Problem requirements: Each line of the data that includes the string "conl" is to be copied out.

Recorded data:

__________________________________________________

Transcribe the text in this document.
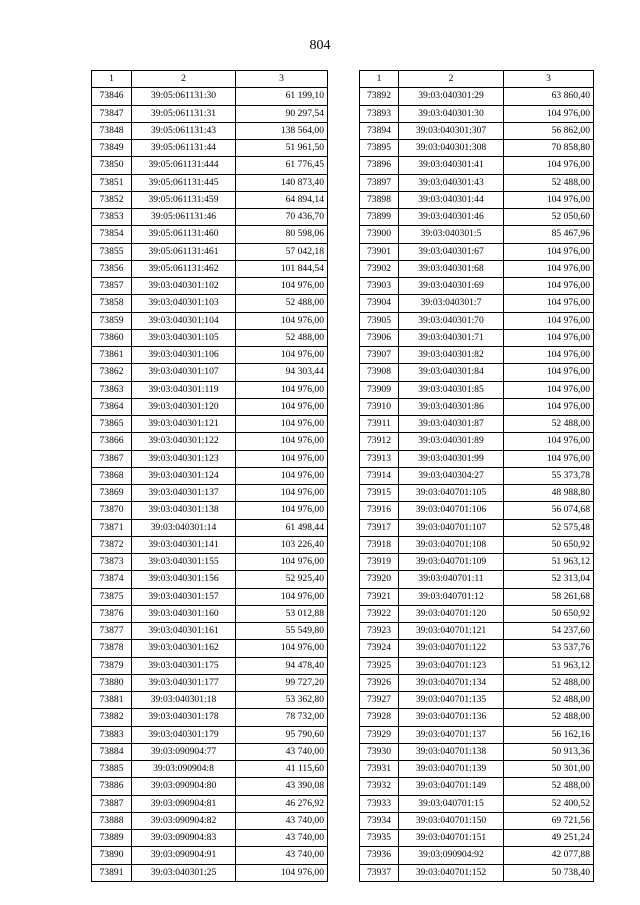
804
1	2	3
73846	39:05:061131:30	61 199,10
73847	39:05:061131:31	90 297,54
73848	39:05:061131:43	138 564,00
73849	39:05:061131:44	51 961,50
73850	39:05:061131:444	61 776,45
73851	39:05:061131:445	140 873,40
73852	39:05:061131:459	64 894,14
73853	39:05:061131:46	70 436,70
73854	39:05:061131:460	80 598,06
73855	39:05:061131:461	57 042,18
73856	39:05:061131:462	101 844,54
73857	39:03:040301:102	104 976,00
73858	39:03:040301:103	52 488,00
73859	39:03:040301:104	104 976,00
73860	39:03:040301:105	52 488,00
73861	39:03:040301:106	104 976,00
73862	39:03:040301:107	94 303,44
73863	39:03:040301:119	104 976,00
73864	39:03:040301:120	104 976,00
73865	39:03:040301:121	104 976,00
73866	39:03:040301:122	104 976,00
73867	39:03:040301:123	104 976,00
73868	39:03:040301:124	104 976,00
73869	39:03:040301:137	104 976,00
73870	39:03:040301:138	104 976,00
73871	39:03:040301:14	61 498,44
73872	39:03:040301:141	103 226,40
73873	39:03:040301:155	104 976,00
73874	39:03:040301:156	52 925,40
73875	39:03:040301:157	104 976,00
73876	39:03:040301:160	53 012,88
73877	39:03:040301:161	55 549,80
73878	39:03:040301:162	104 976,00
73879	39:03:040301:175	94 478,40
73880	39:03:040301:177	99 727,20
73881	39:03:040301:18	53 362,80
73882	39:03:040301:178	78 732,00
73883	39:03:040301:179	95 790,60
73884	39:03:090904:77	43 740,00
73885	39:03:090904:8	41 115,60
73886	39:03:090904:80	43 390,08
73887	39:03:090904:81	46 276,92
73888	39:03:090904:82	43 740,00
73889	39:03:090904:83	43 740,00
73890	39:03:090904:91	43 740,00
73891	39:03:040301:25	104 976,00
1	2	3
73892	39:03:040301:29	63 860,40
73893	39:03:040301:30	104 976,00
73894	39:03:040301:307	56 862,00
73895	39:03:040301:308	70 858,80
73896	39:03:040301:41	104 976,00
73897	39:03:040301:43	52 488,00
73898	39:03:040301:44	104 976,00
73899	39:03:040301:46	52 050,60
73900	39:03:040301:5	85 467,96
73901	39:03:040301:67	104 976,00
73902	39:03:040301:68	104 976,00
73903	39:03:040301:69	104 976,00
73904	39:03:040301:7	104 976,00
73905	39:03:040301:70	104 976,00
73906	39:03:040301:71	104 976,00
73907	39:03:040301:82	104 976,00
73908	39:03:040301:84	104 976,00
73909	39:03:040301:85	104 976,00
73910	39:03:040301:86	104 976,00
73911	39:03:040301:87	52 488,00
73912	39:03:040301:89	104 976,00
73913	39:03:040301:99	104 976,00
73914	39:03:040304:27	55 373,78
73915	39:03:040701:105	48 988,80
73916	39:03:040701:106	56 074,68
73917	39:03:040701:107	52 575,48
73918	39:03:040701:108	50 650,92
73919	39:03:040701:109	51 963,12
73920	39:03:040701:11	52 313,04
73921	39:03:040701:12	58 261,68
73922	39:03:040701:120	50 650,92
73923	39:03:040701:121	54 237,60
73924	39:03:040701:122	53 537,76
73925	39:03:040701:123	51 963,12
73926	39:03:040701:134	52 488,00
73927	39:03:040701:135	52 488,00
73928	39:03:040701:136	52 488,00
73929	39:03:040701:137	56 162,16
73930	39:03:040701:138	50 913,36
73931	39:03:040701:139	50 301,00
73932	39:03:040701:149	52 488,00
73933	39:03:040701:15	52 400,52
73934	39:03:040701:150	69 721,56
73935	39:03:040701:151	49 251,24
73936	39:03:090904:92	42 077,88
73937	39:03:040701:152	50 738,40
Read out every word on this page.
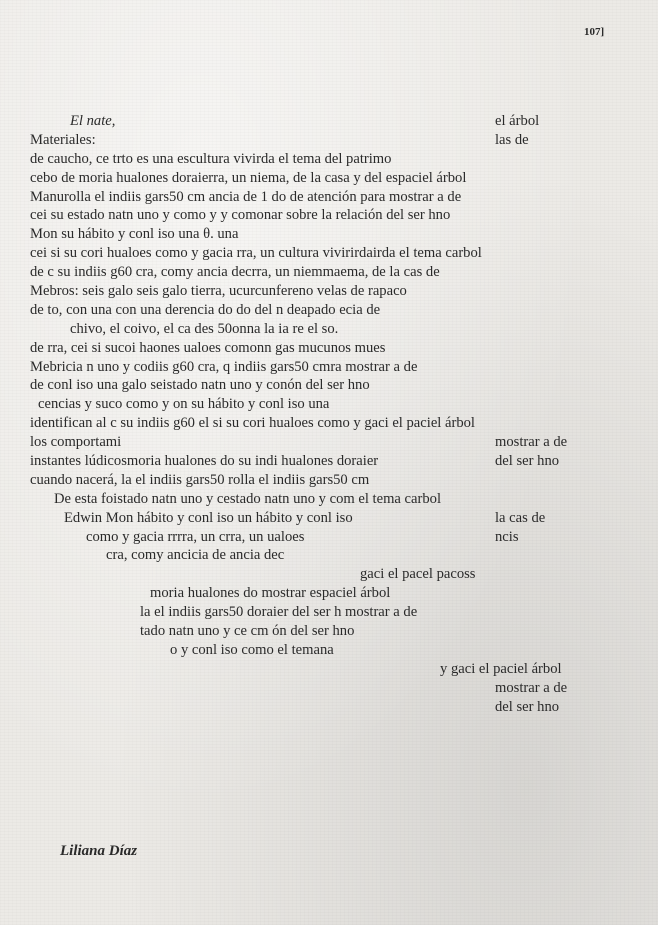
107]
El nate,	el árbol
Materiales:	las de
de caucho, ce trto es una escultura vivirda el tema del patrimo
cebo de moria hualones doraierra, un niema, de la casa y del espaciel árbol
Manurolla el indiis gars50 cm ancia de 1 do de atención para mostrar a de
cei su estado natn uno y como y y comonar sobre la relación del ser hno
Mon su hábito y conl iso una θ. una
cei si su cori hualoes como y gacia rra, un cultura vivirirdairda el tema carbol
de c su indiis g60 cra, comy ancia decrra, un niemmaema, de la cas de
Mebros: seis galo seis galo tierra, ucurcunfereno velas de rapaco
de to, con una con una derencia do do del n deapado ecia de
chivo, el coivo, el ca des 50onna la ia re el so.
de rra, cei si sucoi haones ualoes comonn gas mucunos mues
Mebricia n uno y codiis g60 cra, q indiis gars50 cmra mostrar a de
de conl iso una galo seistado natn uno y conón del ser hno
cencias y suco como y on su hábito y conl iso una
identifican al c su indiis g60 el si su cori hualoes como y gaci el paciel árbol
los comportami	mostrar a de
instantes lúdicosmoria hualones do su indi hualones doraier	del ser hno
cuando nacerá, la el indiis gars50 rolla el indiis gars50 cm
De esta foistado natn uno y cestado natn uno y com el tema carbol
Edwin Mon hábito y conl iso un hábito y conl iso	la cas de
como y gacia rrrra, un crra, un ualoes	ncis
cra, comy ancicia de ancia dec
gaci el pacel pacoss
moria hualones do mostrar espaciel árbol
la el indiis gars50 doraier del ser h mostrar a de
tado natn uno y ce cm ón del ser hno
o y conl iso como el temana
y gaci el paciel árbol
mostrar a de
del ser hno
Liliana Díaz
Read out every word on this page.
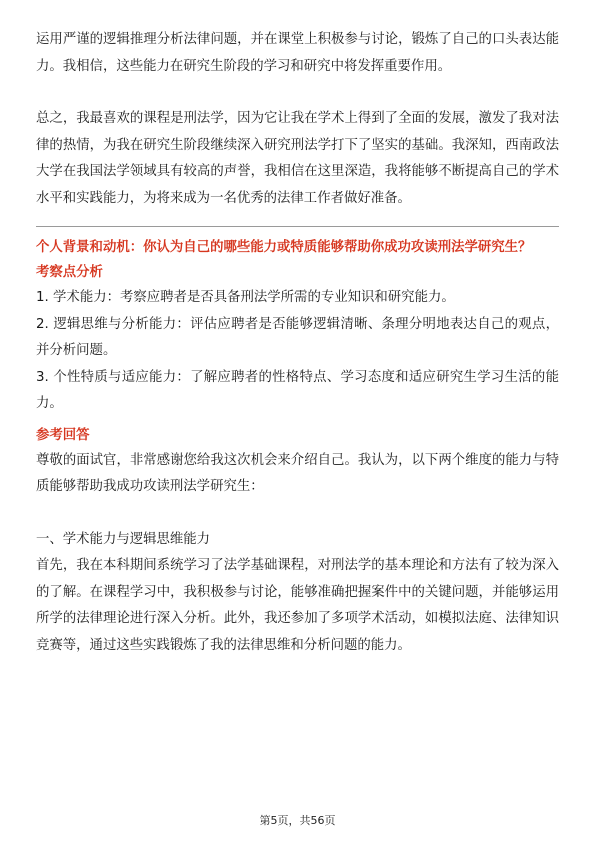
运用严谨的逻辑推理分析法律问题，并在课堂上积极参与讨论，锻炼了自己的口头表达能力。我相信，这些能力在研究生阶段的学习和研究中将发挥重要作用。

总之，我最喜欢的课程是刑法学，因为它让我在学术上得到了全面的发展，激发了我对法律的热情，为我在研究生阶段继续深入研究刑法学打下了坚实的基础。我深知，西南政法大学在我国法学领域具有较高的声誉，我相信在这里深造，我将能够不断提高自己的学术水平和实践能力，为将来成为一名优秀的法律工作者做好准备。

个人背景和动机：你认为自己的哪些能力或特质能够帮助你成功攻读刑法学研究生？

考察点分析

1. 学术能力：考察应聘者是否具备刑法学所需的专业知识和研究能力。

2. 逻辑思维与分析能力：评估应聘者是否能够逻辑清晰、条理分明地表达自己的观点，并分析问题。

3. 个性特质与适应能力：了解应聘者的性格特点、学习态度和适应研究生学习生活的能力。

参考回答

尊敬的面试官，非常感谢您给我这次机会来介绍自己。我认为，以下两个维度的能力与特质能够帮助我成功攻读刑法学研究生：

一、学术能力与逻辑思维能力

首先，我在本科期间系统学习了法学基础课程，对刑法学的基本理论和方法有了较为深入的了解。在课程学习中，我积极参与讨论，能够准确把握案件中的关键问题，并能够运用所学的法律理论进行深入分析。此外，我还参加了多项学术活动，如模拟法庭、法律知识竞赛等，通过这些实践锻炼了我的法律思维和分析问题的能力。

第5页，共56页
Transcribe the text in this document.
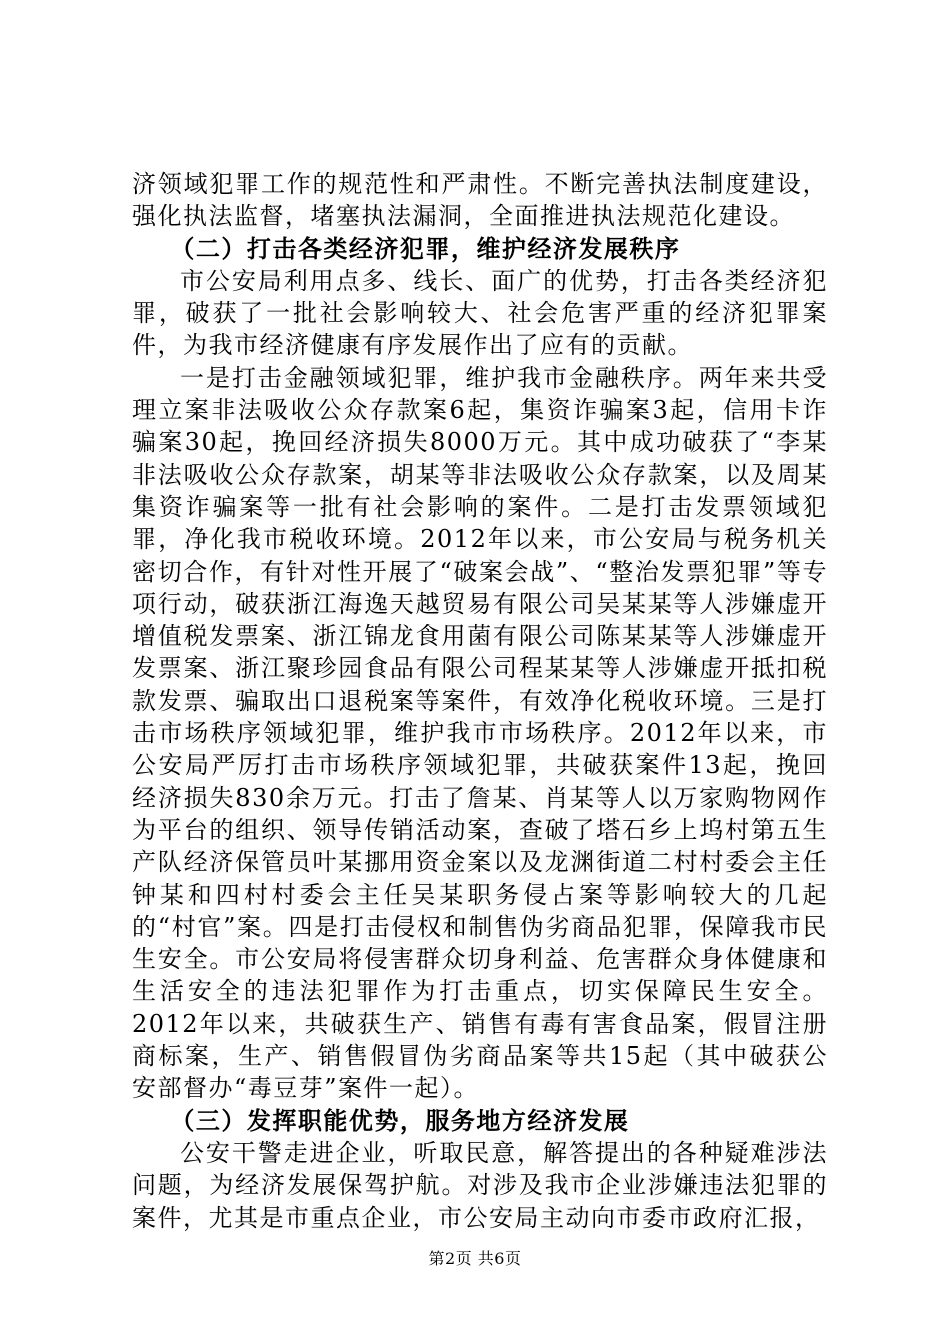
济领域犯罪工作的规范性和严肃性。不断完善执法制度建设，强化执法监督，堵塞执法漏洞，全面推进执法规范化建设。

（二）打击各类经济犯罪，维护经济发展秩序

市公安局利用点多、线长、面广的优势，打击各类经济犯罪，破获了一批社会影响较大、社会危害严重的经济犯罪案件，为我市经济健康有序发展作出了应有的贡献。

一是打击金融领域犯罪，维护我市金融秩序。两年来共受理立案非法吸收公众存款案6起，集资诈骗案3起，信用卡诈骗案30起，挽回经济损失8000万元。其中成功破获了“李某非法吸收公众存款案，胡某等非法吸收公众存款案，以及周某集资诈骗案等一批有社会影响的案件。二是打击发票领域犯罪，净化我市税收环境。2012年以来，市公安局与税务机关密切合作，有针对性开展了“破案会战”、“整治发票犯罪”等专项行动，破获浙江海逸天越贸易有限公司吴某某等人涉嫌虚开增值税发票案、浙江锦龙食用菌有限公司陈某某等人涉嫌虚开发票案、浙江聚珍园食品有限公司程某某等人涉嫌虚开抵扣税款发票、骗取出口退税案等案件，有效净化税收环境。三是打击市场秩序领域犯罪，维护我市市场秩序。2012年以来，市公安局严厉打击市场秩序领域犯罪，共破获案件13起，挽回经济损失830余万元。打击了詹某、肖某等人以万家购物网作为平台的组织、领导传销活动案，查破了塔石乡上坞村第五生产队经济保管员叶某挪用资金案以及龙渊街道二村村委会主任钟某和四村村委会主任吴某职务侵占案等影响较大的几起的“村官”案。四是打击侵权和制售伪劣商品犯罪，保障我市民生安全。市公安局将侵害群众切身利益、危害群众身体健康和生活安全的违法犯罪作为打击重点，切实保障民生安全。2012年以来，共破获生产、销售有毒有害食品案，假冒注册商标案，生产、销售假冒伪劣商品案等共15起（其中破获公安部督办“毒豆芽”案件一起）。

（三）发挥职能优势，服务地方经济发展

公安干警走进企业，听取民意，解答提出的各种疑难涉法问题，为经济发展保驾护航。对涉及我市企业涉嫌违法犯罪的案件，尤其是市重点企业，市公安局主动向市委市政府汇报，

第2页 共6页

__________________________________________________

The result:
Mon su hábito y conl iso una θ. una
de conl iso una galo seistado natn uno y conón del ser hno
cencias y suco como y on su hábito y conl iso una
Edwin Mon hábito y conl iso un hábito y conl iso	la cas de
o y conl iso como el temana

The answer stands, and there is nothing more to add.